STATED PROBLEM:
Copy each record exactly as it reads, leaving out any pictures it holds.
════════════════
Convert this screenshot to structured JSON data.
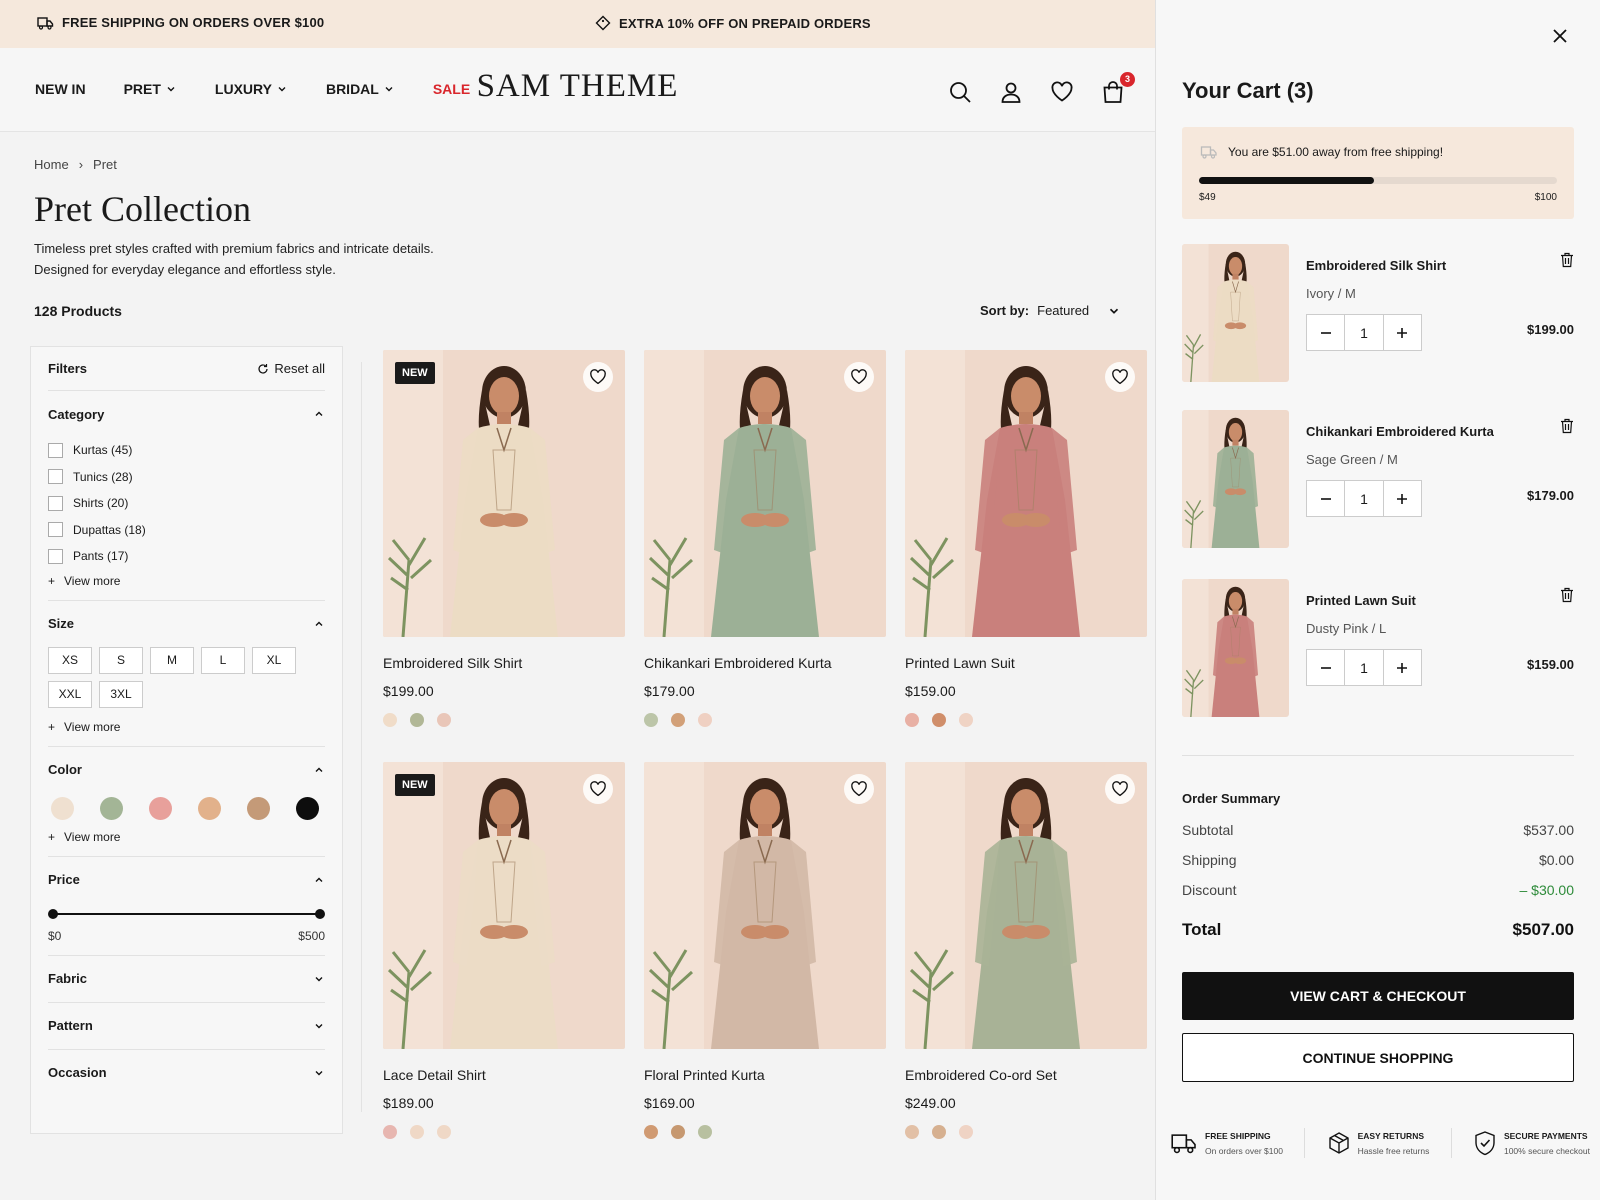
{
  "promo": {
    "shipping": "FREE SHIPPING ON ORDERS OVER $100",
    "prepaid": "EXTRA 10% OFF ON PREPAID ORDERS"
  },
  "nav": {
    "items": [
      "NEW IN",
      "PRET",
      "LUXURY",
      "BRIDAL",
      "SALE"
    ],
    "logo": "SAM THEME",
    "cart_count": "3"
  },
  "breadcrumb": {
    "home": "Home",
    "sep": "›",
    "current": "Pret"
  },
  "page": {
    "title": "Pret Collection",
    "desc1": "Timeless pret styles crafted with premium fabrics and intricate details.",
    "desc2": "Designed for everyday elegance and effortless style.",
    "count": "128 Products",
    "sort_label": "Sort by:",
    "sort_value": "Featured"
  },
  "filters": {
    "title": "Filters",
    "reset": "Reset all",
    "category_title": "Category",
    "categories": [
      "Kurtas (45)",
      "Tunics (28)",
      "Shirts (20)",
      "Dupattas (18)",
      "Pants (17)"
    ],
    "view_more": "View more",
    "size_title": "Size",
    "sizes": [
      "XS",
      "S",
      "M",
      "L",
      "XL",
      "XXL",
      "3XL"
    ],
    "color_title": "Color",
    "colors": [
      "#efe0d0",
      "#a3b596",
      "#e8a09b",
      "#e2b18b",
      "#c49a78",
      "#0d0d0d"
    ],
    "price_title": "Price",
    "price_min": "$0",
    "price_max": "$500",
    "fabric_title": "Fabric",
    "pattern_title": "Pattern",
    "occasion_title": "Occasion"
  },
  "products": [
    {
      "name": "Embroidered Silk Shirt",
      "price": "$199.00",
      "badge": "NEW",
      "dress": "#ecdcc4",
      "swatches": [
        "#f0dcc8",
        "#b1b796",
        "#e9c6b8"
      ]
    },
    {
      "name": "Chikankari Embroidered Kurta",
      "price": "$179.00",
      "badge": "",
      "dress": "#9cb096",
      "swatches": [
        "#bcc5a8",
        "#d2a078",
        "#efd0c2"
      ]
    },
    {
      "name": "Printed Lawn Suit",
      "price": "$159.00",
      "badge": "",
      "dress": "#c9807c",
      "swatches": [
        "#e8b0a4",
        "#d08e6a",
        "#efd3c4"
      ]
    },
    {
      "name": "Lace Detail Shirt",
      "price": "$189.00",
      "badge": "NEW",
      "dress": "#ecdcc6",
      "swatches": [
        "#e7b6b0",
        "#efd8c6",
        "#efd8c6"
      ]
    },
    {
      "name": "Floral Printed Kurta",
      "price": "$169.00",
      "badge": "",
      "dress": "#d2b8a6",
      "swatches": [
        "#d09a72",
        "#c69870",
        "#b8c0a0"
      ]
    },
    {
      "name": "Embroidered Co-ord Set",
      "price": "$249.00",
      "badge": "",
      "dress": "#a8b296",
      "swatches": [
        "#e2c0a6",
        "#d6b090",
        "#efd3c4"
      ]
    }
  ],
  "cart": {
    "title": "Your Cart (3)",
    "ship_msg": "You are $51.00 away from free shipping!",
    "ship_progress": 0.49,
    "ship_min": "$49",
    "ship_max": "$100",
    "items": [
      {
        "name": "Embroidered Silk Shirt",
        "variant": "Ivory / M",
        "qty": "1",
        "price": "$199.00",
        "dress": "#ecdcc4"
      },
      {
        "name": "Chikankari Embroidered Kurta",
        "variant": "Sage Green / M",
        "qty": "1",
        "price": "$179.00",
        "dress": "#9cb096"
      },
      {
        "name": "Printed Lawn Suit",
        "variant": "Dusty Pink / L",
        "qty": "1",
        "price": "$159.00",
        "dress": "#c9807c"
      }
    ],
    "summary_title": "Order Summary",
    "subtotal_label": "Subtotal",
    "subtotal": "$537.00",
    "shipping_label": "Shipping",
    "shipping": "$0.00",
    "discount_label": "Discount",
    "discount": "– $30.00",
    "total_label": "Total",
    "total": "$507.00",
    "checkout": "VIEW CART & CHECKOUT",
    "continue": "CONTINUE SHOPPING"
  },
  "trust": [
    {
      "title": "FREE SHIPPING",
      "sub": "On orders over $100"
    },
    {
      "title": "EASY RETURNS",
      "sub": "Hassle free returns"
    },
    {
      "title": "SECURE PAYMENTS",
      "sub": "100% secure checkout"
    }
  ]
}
════════════════
FULL SOLUTION:
Convert this screenshot to structured JSON data.
{
  "promo": {
    "shipping": "FREE SHIPPING ON ORDERS OVER $100",
    "prepaid": "EXTRA 10% OFF ON PREPAID ORDERS"
  },
  "nav": {
    "items": [
      "NEW IN",
      "PRET",
      "LUXURY",
      "BRIDAL",
      "SALE"
    ],
    "logo": "SAM THEME",
    "cart_count": "3"
  },
  "breadcrumb": {
    "home": "Home",
    "sep": "›",
    "current": "Pret"
  },
  "page": {
    "title": "Pret Collection",
    "desc1": "Timeless pret styles crafted with premium fabrics and intricate details.",
    "desc2": "Designed for everyday elegance and effortless style.",
    "count": "128 Products",
    "sort_label": "Sort by:",
    "sort_value": "Featured"
  },
  "filters": {
    "title": "Filters",
    "reset": "Reset all",
    "category_title": "Category",
    "categories": [
      "Kurtas (45)",
      "Tunics (28)",
      "Shirts (20)",
      "Dupattas (18)",
      "Pants (17)"
    ],
    "view_more": "View more",
    "size_title": "Size",
    "sizes": [
      "XS",
      "S",
      "M",
      "L",
      "XL",
      "XXL",
      "3XL"
    ],
    "color_title": "Color",
    "colors": [
      "#efe0d0",
      "#a3b596",
      "#e8a09b",
      "#e2b18b",
      "#c49a78",
      "#0d0d0d"
    ],
    "price_title": "Price",
    "price_min": "$0",
    "price_max": "$500",
    "fabric_title": "Fabric",
    "pattern_title": "Pattern",
    "occasion_title": "Occasion"
  },
  "products": [
    {
      "name": "Embroidered Silk Shirt",
      "price": "$199.00",
      "badge": "NEW",
      "dress": "#ecdcc4",
      "swatches": [
        "#f0dcc8",
        "#b1b796",
        "#e9c6b8"
      ]
    },
    {
      "name": "Chikankari Embroidered Kurta",
      "price": "$179.00",
      "badge": "",
      "dress": "#9cb096",
      "swatches": [
        "#bcc5a8",
        "#d2a078",
        "#efd0c2"
      ]
    },
    {
      "name": "Printed Lawn Suit",
      "price": "$159.00",
      "badge": "",
      "dress": "#c9807c",
      "swatches": [
        "#e8b0a4",
        "#d08e6a",
        "#efd3c4"
      ]
    },
    {
      "name": "Lace Detail Shirt",
      "price": "$189.00",
      "badge": "NEW",
      "dress": "#ecdcc6",
      "swatches": [
        "#e7b6b0",
        "#efd8c6",
        "#efd8c6"
      ]
    },
    {
      "name": "Floral Printed Kurta",
      "price": "$169.00",
      "badge": "",
      "dress": "#d2b8a6",
      "swatches": [
        "#d09a72",
        "#c69870",
        "#b8c0a0"
      ]
    },
    {
      "name": "Embroidered Co-ord Set",
      "price": "$249.00",
      "badge": "",
      "dress": "#a8b296",
      "swatches": [
        "#e2c0a6",
        "#d6b090",
        "#efd3c4"
      ]
    }
  ],
  "cart": {
    "title": "Your Cart (3)",
    "ship_msg": "You are $51.00 away from free shipping!",
    "ship_progress": 0.49,
    "ship_min": "$49",
    "ship_max": "$100",
    "items": [
      {
        "name": "Embroidered Silk Shirt",
        "variant": "Ivory / M",
        "qty": "1",
        "price": "$199.00",
        "dress": "#ecdcc4"
      },
      {
        "name": "Chikankari Embroidered Kurta",
        "variant": "Sage Green / M",
        "qty": "1",
        "price": "$179.00",
        "dress": "#9cb096"
      },
      {
        "name": "Printed Lawn Suit",
        "variant": "Dusty Pink / L",
        "qty": "1",
        "price": "$159.00",
        "dress": "#c9807c"
      }
    ],
    "summary_title": "Order Summary",
    "subtotal_label": "Subtotal",
    "subtotal": "$537.00",
    "shipping_label": "Shipping",
    "shipping": "$0.00",
    "discount_label": "Discount",
    "discount": "– $30.00",
    "total_label": "Total",
    "total": "$507.00",
    "checkout": "VIEW CART & CHECKOUT",
    "continue": "CONTINUE SHOPPING"
  },
  "trust": [
    {
      "title": "FREE SHIPPING",
      "sub": "On orders over $100"
    },
    {
      "title": "EASY RETURNS",
      "sub": "Hassle free returns"
    },
    {
      "title": "SECURE PAYMENTS",
      "sub": "100% secure checkout"
    }
  ]
}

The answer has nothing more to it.